> **THE PROBLEM**:
Below are some entries. Copy each line that holds the string "title".

> **EXTRACTED DATA**:

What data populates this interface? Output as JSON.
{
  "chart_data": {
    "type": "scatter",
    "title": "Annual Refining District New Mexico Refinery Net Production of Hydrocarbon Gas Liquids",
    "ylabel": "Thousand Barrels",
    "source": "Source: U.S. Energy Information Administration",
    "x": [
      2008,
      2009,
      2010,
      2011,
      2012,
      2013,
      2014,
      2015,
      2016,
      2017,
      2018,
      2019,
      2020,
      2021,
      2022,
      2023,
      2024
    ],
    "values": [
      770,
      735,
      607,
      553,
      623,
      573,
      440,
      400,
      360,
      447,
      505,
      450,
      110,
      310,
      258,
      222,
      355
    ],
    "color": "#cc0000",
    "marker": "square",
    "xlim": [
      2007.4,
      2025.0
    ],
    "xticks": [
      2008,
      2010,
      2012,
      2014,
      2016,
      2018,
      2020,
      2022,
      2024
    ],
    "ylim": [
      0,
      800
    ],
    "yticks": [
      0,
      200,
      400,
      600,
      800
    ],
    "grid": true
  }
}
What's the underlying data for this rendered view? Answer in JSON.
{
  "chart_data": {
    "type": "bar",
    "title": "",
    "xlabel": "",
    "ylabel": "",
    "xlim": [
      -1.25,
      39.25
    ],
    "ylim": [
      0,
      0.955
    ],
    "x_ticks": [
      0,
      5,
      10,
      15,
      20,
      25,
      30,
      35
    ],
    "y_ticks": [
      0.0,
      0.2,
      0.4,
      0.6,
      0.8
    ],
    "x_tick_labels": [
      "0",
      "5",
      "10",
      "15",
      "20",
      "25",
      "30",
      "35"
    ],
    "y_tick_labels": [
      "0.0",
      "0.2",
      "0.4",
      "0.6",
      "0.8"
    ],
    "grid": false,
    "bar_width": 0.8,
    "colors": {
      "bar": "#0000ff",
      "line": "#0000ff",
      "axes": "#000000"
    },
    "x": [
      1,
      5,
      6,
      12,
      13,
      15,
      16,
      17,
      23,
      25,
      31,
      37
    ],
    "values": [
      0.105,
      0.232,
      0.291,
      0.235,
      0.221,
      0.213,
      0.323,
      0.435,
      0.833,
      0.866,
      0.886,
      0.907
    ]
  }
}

> **FINISHED TASK**:
    "title": "Annual Refining District New Mexico Refinery Net Production of Hydrocarbon Gas Liquids",
    "title": "",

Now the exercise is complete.